Task to complete: Using the records below, report how many lines hold "structured", with no extra text.

Part of a data file
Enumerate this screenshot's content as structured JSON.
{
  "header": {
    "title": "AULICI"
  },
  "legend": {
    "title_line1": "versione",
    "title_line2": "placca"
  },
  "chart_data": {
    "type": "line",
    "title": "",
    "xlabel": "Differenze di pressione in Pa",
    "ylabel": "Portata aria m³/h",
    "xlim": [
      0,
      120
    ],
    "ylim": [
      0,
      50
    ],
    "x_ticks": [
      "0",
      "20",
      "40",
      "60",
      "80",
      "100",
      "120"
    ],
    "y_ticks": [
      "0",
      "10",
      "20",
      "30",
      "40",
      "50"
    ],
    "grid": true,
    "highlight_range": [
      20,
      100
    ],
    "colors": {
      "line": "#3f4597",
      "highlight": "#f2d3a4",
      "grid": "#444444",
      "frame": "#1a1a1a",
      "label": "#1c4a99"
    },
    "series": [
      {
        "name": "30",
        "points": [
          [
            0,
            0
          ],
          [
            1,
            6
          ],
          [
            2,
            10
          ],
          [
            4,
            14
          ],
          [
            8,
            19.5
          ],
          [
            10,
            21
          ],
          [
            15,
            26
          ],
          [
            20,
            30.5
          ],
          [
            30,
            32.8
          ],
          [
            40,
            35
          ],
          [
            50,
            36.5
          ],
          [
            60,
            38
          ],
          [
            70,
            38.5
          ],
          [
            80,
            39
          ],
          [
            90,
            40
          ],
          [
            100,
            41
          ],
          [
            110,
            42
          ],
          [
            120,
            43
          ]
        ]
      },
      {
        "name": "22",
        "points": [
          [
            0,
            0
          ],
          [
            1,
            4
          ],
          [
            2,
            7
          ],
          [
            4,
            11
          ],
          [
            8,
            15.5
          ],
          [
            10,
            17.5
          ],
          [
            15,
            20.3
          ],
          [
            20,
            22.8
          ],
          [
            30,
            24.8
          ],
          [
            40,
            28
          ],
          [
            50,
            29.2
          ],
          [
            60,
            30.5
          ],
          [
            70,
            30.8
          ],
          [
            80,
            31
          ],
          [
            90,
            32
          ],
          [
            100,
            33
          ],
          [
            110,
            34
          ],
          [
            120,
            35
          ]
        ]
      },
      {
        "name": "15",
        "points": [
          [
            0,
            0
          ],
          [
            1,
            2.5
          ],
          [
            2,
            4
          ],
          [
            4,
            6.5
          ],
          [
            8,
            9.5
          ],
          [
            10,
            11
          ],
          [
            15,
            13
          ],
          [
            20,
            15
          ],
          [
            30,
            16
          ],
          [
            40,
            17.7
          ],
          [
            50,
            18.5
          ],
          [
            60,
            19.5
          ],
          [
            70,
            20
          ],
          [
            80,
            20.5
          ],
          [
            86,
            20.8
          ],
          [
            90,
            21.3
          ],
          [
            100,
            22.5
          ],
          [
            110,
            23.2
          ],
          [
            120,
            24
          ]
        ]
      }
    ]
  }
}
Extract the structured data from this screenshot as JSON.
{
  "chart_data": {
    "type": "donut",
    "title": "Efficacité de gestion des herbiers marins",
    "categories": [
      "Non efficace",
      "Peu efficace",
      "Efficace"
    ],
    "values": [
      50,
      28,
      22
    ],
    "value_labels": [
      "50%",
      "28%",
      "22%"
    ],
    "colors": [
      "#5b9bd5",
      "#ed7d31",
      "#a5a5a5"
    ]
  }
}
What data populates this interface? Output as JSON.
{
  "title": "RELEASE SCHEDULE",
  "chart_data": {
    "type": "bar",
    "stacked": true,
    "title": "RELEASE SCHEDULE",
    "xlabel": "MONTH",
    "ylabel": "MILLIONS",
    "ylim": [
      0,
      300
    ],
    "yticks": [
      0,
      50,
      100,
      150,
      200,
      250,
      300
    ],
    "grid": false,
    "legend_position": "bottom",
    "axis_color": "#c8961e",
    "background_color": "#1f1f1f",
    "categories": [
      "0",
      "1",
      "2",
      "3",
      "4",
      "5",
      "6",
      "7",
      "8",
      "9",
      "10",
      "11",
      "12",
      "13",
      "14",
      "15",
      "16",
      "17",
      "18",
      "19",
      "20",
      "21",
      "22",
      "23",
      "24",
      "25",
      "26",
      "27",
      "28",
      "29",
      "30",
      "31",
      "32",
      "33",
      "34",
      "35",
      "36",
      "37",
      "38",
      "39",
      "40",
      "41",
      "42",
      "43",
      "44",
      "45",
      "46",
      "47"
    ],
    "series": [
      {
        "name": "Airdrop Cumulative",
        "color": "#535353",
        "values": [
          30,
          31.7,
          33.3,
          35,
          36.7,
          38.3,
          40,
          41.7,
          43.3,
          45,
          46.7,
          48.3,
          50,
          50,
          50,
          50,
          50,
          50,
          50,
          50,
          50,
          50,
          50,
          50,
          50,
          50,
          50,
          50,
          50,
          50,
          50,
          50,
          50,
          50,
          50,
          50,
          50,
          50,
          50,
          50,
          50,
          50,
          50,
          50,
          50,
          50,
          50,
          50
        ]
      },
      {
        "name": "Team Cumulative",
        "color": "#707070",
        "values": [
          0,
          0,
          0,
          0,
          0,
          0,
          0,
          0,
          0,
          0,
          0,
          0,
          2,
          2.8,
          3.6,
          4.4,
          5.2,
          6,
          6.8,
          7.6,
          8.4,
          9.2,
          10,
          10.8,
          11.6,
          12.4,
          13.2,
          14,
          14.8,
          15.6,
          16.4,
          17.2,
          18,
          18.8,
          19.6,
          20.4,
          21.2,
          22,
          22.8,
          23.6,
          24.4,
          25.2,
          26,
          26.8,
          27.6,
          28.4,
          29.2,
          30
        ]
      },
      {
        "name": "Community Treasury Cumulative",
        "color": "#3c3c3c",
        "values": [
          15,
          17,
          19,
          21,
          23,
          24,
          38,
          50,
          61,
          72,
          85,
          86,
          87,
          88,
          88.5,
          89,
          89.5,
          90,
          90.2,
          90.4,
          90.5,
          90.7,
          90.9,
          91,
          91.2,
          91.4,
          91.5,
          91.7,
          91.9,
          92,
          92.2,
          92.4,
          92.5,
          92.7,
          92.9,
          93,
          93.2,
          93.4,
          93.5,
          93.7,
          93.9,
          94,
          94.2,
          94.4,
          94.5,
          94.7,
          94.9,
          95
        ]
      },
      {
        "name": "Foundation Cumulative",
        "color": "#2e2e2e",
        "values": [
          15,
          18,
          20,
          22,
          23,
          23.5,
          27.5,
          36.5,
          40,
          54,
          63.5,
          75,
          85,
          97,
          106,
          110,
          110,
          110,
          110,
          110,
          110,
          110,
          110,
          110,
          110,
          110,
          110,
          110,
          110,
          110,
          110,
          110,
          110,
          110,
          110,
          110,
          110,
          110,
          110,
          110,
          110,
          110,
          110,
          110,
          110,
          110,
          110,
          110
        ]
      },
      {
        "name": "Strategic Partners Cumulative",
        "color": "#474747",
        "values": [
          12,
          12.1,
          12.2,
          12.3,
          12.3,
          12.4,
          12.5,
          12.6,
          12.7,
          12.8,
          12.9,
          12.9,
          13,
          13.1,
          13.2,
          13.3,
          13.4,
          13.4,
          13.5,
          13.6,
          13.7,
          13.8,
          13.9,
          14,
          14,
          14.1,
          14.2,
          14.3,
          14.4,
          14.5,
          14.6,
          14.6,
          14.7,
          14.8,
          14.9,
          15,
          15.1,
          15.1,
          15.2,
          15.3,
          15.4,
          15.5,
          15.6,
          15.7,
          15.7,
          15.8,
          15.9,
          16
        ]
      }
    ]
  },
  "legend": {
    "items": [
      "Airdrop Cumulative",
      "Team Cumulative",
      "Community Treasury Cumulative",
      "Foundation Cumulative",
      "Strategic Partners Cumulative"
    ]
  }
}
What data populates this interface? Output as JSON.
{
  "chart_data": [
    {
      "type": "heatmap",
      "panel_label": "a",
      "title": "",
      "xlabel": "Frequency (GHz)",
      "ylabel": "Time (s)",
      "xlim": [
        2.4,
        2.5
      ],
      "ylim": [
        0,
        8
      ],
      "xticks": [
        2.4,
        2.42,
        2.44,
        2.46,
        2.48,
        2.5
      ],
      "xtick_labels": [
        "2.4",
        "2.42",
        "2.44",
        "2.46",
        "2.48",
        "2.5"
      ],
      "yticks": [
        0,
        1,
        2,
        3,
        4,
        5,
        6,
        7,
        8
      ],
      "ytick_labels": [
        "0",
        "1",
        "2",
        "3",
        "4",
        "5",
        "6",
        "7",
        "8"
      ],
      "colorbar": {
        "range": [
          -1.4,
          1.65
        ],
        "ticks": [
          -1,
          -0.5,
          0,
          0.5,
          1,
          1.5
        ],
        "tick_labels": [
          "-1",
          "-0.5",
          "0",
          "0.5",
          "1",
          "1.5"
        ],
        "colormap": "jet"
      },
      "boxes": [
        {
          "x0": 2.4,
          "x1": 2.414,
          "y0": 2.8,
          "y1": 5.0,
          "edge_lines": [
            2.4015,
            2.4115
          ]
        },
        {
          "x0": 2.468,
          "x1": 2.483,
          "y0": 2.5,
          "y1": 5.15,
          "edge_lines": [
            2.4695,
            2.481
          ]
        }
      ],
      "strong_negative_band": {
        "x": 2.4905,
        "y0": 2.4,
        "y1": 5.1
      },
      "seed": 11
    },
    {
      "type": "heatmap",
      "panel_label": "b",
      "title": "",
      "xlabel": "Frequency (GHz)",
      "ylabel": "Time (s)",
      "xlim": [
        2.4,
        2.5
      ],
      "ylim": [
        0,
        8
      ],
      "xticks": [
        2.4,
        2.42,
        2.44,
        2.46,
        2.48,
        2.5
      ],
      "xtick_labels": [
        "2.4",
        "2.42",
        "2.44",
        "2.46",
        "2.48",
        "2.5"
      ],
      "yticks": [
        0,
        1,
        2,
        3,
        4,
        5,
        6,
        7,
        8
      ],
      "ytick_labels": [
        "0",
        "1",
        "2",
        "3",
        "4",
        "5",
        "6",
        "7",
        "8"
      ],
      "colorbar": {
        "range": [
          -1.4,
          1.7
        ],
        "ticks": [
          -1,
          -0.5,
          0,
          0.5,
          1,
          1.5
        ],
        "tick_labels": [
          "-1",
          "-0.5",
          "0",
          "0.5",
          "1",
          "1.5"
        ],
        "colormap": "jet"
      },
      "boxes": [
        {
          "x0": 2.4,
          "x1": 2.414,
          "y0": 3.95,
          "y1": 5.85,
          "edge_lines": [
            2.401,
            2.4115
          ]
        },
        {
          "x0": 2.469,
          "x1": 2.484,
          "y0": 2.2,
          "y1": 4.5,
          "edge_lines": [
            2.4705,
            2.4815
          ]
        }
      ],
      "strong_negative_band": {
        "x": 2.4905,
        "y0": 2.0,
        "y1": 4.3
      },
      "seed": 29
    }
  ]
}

Answer for this exercise: 2